STATED EXERCISE
Repeat the records word for word, excluding any picture.

Rows from a dataset:

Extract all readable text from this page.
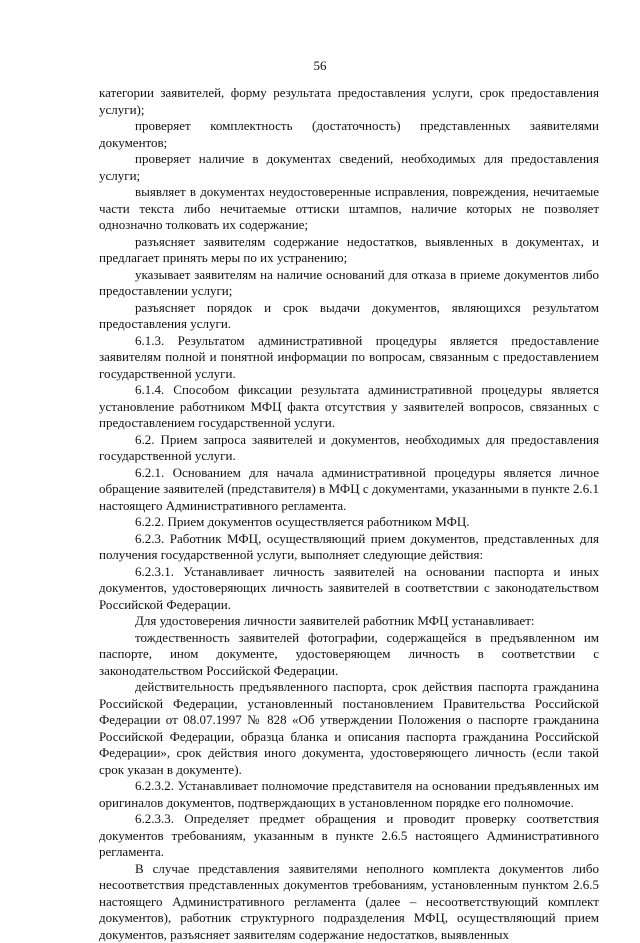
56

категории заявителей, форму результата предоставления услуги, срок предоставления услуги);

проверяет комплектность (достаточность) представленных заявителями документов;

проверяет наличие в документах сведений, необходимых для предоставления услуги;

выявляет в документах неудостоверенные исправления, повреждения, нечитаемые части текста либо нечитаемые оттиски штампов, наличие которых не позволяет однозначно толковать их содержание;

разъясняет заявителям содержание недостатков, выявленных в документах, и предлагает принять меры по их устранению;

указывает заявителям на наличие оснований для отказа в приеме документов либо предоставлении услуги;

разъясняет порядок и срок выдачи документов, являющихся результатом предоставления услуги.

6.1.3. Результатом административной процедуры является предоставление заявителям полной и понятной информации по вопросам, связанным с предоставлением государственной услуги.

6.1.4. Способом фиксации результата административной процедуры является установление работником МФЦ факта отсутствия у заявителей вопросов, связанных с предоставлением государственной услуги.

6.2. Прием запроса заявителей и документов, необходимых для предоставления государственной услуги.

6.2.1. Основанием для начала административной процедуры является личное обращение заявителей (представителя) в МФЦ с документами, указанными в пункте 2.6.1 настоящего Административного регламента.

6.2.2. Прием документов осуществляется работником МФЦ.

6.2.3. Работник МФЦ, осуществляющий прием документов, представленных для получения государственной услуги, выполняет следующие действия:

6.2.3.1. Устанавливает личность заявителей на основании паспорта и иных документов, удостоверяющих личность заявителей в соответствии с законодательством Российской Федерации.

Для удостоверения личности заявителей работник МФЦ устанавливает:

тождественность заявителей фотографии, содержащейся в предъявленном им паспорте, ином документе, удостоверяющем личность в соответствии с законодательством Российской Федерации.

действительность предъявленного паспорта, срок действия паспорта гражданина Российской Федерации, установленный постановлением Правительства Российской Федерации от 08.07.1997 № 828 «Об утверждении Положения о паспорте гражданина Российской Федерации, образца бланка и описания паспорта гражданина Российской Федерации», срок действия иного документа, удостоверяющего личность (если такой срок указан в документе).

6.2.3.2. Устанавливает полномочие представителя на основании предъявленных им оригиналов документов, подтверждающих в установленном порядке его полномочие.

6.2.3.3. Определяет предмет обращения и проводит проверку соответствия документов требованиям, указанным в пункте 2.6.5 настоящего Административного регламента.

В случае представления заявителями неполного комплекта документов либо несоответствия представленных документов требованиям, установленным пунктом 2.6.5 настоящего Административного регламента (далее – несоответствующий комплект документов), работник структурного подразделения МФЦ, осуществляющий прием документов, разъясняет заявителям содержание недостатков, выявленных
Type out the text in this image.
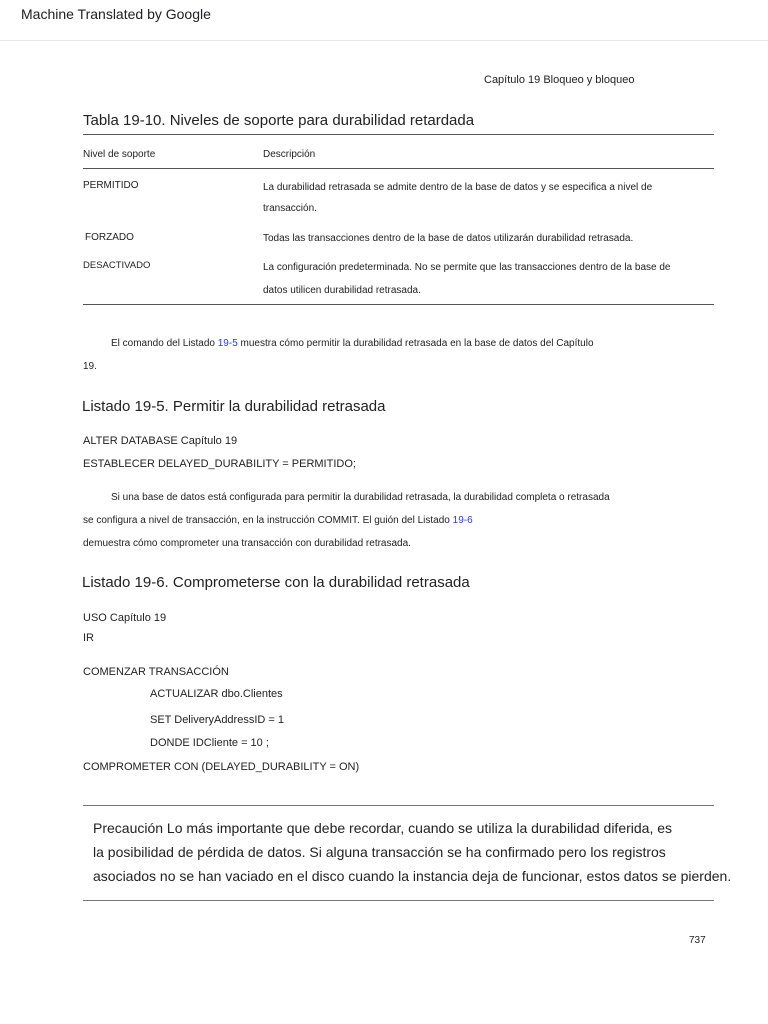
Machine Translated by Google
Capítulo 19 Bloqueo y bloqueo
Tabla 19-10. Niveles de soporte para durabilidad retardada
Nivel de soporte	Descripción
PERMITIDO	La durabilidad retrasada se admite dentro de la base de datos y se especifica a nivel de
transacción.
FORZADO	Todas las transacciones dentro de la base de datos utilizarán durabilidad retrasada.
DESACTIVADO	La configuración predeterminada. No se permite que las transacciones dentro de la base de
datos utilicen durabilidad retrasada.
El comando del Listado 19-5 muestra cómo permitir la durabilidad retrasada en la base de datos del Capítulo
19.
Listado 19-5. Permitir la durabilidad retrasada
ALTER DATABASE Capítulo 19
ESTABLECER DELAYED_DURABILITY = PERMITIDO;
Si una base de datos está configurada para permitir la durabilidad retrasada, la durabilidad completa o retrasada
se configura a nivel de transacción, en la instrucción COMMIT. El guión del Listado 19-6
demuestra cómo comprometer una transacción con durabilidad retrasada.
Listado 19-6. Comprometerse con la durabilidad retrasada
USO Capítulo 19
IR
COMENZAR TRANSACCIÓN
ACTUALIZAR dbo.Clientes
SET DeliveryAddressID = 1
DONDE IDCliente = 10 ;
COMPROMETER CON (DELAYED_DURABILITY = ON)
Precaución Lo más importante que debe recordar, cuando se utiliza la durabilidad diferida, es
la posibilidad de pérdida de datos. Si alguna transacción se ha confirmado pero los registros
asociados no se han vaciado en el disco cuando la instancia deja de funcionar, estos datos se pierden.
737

RESULT FOR THIS EXERCISE
Extract all readable text from this page.
56

категории заявителей, форму результата предоставления услуги, срок предоставления услуги);

проверяет комплектность (достаточность) представленных заявителями документов;

проверяет наличие в документах сведений, необходимых для предоставления услуги;

выявляет в документах неудостоверенные исправления, повреждения, нечитаемые части текста либо нечитаемые оттиски штампов, наличие которых не позволяет однозначно толковать их содержание;

разъясняет заявителям содержание недостатков, выявленных в документах, и предлагает принять меры по их устранению;

указывает заявителям на наличие оснований для отказа в приеме документов либо предоставлении услуги;

разъясняет порядок и срок выдачи документов, являющихся результатом предоставления услуги.

6.1.3. Результатом административной процедуры является предоставление заявителям полной и понятной информации по вопросам, связанным с предоставлением государственной услуги.

6.1.4. Способом фиксации результата административной процедуры является установление работником МФЦ факта отсутствия у заявителей вопросов, связанных с предоставлением государственной услуги.

6.2. Прием запроса заявителей и документов, необходимых для предоставления государственной услуги.

6.2.1. Основанием для начала административной процедуры является личное обращение заявителей (представителя) в МФЦ с документами, указанными в пункте 2.6.1 настоящего Административного регламента.

6.2.2. Прием документов осуществляется работником МФЦ.

6.2.3. Работник МФЦ, осуществляющий прием документов, представленных для получения государственной услуги, выполняет следующие действия:

6.2.3.1. Устанавливает личность заявителей на основании паспорта и иных документов, удостоверяющих личность заявителей в соответствии с законодательством Российской Федерации.

Для удостоверения личности заявителей работник МФЦ устанавливает:

тождественность заявителей фотографии, содержащейся в предъявленном им паспорте, ином документе, удостоверяющем личность в соответствии с законодательством Российской Федерации.

действительность предъявленного паспорта, срок действия паспорта гражданина Российской Федерации, установленный постановлением Правительства Российской Федерации от 08.07.1997 № 828 «Об утверждении Положения о паспорте гражданина Российской Федерации, образца бланка и описания паспорта гражданина Российской Федерации», срок действия иного документа, удостоверяющего личность (если такой срок указан в документе).

6.2.3.2. Устанавливает полномочие представителя на основании предъявленных им оригиналов документов, подтверждающих в установленном порядке его полномочие.

6.2.3.3. Определяет предмет обращения и проводит проверку соответствия документов требованиям, указанным в пункте 2.6.5 настоящего Административного регламента.

В случае представления заявителями неполного комплекта документов либо несоответствия представленных документов требованиям, установленным пунктом 2.6.5 настоящего Административного регламента (далее – несоответствующий комплект документов), работник структурного подразделения МФЦ, осуществляющий прием документов, разъясняет заявителям содержание недостатков, выявленных
Type out the text in this image.
Machine Translated by Google
Capítulo 19 Bloqueo y bloqueo
Tabla 19-10. Niveles de soporte para durabilidad retardada
Nivel de soporte	Descripción
PERMITIDO	La durabilidad retrasada se admite dentro de la base de datos y se especifica a nivel de
transacción.
FORZADO	Todas las transacciones dentro de la base de datos utilizarán durabilidad retrasada.
DESACTIVADO	La configuración predeterminada. No se permite que las transacciones dentro de la base de
datos utilicen durabilidad retrasada.
El comando del Listado 19-5 muestra cómo permitir la durabilidad retrasada en la base de datos del Capítulo
19.
Listado 19-5. Permitir la durabilidad retrasada
ALTER DATABASE Capítulo 19
ESTABLECER DELAYED_DURABILITY = PERMITIDO;
Si una base de datos está configurada para permitir la durabilidad retrasada, la durabilidad completa o retrasada
se configura a nivel de transacción, en la instrucción COMMIT. El guión del Listado 19-6
demuestra cómo comprometer una transacción con durabilidad retrasada.
Listado 19-6. Comprometerse con la durabilidad retrasada
USO Capítulo 19
IR
COMENZAR TRANSACCIÓN
ACTUALIZAR dbo.Clientes
SET DeliveryAddressID = 1
DONDE IDCliente = 10 ;
COMPROMETER CON (DELAYED_DURABILITY = ON)
Precaución Lo más importante que debe recordar, cuando se utiliza la durabilidad diferida, es
la posibilidad de pérdida de datos. Si alguna transacción se ha confirmado pero los registros
asociados no se han vaciado en el disco cuando la instancia deja de funcionar, estos datos se pierden.
737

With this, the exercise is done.